##### Provided material

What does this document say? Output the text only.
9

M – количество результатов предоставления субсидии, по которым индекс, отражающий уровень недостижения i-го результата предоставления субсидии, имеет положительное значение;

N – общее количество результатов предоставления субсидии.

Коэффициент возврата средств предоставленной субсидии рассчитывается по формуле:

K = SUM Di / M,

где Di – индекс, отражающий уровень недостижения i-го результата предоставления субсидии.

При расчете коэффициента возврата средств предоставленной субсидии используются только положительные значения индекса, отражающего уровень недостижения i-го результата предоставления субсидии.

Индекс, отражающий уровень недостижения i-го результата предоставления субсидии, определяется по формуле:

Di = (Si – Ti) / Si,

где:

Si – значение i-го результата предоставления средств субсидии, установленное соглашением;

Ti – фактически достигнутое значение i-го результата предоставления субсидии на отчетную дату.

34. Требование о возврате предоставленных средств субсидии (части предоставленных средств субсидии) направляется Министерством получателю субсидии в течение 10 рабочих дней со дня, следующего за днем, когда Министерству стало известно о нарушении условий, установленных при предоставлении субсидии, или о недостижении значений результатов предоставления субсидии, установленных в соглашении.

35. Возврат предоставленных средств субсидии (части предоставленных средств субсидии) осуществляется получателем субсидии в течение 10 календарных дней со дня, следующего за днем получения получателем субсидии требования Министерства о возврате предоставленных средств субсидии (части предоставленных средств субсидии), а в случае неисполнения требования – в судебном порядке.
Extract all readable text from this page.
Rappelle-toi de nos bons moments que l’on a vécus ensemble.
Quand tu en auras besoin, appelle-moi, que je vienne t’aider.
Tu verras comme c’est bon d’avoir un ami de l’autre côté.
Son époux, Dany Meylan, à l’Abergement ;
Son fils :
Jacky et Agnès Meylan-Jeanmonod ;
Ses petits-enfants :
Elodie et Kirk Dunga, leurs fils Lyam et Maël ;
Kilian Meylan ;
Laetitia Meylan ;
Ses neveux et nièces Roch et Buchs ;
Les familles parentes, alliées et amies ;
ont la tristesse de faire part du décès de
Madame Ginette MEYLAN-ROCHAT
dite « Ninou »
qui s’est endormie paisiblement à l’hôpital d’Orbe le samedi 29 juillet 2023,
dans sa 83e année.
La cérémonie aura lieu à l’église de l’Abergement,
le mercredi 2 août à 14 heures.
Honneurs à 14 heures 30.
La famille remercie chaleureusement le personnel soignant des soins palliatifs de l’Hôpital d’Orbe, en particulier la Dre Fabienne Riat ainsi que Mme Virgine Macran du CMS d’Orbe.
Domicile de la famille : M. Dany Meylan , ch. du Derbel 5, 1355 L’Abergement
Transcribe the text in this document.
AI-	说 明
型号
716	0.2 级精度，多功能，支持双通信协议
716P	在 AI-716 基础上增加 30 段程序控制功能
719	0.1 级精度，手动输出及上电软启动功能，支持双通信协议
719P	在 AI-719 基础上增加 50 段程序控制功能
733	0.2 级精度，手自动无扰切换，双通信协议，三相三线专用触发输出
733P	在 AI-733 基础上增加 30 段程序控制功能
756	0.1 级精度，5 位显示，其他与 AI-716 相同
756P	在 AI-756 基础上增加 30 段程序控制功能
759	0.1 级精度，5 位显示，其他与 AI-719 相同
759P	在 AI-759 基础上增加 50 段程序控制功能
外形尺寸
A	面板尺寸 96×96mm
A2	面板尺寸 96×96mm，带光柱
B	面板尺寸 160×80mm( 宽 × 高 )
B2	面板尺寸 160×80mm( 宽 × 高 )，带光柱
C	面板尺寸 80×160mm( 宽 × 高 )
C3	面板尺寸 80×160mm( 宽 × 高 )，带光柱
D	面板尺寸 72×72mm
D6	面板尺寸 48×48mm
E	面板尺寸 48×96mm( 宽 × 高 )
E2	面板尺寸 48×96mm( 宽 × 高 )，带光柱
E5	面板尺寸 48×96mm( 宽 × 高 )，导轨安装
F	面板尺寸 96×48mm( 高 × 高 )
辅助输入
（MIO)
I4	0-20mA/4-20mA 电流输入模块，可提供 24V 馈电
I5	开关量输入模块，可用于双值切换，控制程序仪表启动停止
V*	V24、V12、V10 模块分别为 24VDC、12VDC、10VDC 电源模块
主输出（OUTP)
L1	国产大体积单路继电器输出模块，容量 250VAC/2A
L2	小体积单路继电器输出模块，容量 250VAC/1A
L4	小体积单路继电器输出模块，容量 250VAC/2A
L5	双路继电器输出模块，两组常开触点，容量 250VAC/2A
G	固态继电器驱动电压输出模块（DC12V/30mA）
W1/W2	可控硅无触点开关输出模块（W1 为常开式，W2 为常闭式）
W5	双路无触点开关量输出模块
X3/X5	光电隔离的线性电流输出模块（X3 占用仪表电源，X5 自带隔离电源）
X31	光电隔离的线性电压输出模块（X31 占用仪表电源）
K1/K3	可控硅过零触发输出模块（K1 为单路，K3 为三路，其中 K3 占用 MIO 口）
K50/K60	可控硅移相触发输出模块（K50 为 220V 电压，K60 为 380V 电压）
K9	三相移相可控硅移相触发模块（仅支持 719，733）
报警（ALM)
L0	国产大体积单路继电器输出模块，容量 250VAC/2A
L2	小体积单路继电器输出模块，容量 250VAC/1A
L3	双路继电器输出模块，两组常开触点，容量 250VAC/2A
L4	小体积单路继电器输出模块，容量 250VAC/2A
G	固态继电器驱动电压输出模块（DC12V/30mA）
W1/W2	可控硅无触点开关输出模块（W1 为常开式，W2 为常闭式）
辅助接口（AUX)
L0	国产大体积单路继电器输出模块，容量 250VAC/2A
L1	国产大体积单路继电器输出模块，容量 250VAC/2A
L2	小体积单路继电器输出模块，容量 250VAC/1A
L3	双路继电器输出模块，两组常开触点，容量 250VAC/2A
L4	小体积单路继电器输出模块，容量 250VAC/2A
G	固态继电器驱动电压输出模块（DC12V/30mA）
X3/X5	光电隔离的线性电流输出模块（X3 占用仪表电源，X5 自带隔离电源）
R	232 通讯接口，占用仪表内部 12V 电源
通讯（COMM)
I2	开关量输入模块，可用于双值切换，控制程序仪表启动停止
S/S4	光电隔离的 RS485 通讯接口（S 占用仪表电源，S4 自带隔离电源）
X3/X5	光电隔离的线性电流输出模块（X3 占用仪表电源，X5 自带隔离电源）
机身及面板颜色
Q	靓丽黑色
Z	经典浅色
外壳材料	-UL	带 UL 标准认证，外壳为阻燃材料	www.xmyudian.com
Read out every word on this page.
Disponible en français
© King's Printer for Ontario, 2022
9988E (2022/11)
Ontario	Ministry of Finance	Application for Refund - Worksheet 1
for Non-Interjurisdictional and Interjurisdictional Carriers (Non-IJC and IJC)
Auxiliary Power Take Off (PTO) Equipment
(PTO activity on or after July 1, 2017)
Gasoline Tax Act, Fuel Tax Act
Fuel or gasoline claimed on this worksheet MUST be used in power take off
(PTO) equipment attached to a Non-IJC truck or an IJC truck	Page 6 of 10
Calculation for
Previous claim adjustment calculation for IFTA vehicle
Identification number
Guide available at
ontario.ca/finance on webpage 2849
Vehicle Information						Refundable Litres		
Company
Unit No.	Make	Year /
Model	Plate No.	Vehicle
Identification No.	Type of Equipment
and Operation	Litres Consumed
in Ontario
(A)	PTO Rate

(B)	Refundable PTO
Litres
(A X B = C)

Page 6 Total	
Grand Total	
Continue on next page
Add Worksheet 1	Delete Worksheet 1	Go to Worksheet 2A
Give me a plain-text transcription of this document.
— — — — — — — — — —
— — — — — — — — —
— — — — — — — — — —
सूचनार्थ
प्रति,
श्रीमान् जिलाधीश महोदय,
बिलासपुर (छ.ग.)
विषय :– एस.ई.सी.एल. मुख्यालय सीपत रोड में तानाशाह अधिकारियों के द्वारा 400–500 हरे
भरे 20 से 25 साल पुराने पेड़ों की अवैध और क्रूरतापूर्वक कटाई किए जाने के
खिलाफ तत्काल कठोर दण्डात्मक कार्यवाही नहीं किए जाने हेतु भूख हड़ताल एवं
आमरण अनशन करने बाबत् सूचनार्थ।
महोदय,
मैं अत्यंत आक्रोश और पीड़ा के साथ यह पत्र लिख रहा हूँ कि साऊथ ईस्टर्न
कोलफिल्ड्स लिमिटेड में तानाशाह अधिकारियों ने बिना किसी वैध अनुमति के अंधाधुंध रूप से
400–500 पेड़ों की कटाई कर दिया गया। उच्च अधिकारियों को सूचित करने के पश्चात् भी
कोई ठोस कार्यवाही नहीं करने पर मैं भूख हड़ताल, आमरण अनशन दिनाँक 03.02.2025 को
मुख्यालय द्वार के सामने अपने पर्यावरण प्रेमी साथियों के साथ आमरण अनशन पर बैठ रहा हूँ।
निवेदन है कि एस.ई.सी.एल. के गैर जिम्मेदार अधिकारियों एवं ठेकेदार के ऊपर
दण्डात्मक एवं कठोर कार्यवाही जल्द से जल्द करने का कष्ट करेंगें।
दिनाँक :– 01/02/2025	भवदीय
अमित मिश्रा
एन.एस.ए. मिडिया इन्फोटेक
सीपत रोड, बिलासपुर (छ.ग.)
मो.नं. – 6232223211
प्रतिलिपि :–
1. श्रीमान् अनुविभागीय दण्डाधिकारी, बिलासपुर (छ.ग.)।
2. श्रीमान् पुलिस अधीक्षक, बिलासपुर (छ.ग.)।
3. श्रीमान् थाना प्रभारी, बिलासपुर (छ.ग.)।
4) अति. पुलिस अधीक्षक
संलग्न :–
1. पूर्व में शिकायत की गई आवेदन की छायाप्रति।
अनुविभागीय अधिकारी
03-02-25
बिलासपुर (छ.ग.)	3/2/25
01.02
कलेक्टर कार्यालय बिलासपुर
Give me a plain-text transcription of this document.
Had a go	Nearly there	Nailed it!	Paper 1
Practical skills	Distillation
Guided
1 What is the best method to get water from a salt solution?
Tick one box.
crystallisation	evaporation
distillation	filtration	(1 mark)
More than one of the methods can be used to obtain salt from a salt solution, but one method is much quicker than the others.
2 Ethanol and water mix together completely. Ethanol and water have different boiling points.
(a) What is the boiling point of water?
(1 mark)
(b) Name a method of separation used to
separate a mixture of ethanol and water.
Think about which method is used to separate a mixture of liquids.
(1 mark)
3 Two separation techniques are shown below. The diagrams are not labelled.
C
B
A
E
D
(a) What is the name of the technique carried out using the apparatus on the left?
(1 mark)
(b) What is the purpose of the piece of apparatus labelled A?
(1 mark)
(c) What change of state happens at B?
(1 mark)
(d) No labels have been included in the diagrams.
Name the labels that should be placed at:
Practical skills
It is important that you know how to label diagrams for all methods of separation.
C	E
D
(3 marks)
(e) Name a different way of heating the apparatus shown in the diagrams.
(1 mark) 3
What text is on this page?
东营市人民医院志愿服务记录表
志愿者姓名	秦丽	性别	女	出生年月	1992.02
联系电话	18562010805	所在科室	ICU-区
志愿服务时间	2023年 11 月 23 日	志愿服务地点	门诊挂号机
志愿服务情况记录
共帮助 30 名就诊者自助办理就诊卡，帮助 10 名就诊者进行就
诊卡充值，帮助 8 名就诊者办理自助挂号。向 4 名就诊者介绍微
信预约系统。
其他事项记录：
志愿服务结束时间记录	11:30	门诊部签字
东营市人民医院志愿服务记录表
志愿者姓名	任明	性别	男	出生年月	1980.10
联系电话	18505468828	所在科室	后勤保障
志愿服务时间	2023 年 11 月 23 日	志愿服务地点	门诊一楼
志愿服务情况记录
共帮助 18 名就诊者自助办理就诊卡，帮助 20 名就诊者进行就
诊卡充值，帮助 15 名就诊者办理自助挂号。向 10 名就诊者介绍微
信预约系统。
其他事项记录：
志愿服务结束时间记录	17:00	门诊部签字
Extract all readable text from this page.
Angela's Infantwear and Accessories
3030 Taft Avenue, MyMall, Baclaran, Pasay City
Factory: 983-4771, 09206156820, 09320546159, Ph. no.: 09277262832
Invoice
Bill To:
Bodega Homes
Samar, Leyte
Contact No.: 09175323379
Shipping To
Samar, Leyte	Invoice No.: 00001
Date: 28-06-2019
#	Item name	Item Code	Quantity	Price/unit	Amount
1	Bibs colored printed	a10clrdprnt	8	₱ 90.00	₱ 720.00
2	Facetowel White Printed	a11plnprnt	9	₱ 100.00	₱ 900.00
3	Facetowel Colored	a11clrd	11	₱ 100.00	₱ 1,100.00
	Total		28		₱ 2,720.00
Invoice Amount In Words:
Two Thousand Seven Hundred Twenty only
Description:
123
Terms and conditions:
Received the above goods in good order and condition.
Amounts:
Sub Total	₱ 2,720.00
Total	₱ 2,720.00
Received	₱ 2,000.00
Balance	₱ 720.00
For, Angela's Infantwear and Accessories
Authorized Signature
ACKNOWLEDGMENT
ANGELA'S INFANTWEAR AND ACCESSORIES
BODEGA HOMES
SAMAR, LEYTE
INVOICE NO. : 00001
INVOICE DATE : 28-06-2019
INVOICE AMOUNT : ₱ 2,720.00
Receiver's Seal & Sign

##########

[What the task asks]:
Answer with one number: how many lines in the listing hold "this".

[Exercise answer]:
9